**Supplied records:**
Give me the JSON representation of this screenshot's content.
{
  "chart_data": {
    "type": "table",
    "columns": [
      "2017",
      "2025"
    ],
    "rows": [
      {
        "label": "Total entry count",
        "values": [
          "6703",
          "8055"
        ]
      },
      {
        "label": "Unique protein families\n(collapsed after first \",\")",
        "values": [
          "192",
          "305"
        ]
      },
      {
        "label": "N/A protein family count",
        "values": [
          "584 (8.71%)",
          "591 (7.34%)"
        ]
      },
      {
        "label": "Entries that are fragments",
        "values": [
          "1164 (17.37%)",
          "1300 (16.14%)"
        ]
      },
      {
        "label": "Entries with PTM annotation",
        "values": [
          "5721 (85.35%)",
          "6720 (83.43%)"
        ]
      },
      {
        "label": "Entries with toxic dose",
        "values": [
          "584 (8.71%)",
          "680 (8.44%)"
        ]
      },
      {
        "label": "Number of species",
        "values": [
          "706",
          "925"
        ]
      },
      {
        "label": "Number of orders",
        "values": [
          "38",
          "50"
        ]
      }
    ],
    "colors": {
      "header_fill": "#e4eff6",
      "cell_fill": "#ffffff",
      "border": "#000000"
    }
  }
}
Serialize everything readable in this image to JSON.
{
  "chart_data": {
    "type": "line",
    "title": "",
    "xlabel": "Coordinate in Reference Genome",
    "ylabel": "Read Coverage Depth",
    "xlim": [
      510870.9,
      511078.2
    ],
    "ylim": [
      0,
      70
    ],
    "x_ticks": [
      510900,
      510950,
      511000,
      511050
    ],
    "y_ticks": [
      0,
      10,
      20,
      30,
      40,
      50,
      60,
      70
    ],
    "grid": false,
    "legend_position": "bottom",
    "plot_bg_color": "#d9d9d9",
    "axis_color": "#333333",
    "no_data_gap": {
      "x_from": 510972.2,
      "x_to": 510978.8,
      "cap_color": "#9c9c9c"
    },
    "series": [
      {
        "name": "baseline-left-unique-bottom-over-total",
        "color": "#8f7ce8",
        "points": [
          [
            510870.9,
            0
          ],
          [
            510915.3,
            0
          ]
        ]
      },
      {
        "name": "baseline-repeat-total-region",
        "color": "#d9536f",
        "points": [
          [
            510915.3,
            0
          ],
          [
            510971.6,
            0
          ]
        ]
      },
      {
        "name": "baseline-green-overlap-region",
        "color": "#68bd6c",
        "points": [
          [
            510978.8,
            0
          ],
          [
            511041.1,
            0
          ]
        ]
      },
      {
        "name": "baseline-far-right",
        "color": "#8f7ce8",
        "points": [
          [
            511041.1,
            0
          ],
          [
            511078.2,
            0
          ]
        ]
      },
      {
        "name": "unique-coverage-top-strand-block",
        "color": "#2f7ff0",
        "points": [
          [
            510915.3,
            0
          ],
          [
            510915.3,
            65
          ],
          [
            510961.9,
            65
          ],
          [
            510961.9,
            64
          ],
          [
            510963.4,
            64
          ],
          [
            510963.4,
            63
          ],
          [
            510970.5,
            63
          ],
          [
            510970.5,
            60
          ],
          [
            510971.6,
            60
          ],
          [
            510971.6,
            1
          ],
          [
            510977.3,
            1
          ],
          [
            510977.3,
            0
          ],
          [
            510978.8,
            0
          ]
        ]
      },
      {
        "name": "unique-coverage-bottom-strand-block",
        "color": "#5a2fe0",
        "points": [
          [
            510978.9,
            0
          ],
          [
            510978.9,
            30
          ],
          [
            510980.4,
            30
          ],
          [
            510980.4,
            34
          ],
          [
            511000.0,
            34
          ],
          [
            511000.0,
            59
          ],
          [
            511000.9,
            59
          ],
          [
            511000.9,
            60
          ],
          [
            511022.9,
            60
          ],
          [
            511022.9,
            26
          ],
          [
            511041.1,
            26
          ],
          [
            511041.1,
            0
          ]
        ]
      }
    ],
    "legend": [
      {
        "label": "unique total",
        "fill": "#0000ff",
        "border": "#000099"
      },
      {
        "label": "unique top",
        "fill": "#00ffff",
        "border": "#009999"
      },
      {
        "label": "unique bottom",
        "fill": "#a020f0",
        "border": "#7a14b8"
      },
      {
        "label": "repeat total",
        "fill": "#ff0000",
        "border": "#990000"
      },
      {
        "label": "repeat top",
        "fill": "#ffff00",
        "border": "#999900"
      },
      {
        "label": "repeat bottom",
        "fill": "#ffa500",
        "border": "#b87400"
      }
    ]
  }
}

**Goal of the exercise:** Repeat the whole listing exactly, keeping every line intact.

**Exercise solution:**
Give me the JSON representation of this screenshot's content.
{
  "chart_data": {
    "type": "table",
    "columns": [
      "2017",
      "2025"
    ],
    "rows": [
      {
        "label": "Total entry count",
        "values": [
          "6703",
          "8055"
        ]
      },
      {
        "label": "Unique protein families\n(collapsed after first \",\")",
        "values": [
          "192",
          "305"
        ]
      },
      {
        "label": "N/A protein family count",
        "values": [
          "584 (8.71%)",
          "591 (7.34%)"
        ]
      },
      {
        "label": "Entries that are fragments",
        "values": [
          "1164 (17.37%)",
          "1300 (16.14%)"
        ]
      },
      {
        "label": "Entries with PTM annotation",
        "values": [
          "5721 (85.35%)",
          "6720 (83.43%)"
        ]
      },
      {
        "label": "Entries with toxic dose",
        "values": [
          "584 (8.71%)",
          "680 (8.44%)"
        ]
      },
      {
        "label": "Number of species",
        "values": [
          "706",
          "925"
        ]
      },
      {
        "label": "Number of orders",
        "values": [
          "38",
          "50"
        ]
      }
    ],
    "colors": {
      "header_fill": "#e4eff6",
      "cell_fill": "#ffffff",
      "border": "#000000"
    }
  }
}
Serialize everything readable in this image to JSON.
{
  "chart_data": {
    "type": "line",
    "title": "",
    "xlabel": "Coordinate in Reference Genome",
    "ylabel": "Read Coverage Depth",
    "xlim": [
      510870.9,
      511078.2
    ],
    "ylim": [
      0,
      70
    ],
    "x_ticks": [
      510900,
      510950,
      511000,
      511050
    ],
    "y_ticks": [
      0,
      10,
      20,
      30,
      40,
      50,
      60,
      70
    ],
    "grid": false,
    "legend_position": "bottom",
    "plot_bg_color": "#d9d9d9",
    "axis_color": "#333333",
    "no_data_gap": {
      "x_from": 510972.2,
      "x_to": 510978.8,
      "cap_color": "#9c9c9c"
    },
    "series": [
      {
        "name": "baseline-left-unique-bottom-over-total",
        "color": "#8f7ce8",
        "points": [
          [
            510870.9,
            0
          ],
          [
            510915.3,
            0
          ]
        ]
      },
      {
        "name": "baseline-repeat-total-region",
        "color": "#d9536f",
        "points": [
          [
            510915.3,
            0
          ],
          [
            510971.6,
            0
          ]
        ]
      },
      {
        "name": "baseline-green-overlap-region",
        "color": "#68bd6c",
        "points": [
          [
            510978.8,
            0
          ],
          [
            511041.1,
            0
          ]
        ]
      },
      {
        "name": "baseline-far-right",
        "color": "#8f7ce8",
        "points": [
          [
            511041.1,
            0
          ],
          [
            511078.2,
            0
          ]
        ]
      },
      {
        "name": "unique-coverage-top-strand-block",
        "color": "#2f7ff0",
        "points": [
          [
            510915.3,
            0
          ],
          [
            510915.3,
            65
          ],
          [
            510961.9,
            65
          ],
          [
            510961.9,
            64
          ],
          [
            510963.4,
            64
          ],
          [
            510963.4,
            63
          ],
          [
            510970.5,
            63
          ],
          [
            510970.5,
            60
          ],
          [
            510971.6,
            60
          ],
          [
            510971.6,
            1
          ],
          [
            510977.3,
            1
          ],
          [
            510977.3,
            0
          ],
          [
            510978.8,
            0
          ]
        ]
      },
      {
        "name": "unique-coverage-bottom-strand-block",
        "color": "#5a2fe0",
        "points": [
          [
            510978.9,
            0
          ],
          [
            510978.9,
            30
          ],
          [
            510980.4,
            30
          ],
          [
            510980.4,
            34
          ],
          [
            511000.0,
            34
          ],
          [
            511000.0,
            59
          ],
          [
            511000.9,
            59
          ],
          [
            511000.9,
            60
          ],
          [
            511022.9,
            60
          ],
          [
            511022.9,
            26
          ],
          [
            511041.1,
            26
          ],
          [
            511041.1,
            0
          ]
        ]
      }
    ],
    "legend": [
      {
        "label": "unique total",
        "fill": "#0000ff",
        "border": "#000099"
      },
      {
        "label": "unique top",
        "fill": "#00ffff",
        "border": "#009999"
      },
      {
        "label": "unique bottom",
        "fill": "#a020f0",
        "border": "#7a14b8"
      },
      {
        "label": "repeat total",
        "fill": "#ff0000",
        "border": "#990000"
      },
      {
        "label": "repeat top",
        "fill": "#ffff00",
        "border": "#999900"
      },
      {
        "label": "repeat bottom",
        "fill": "#ffa500",
        "border": "#b87400"
      }
    ]
  }
}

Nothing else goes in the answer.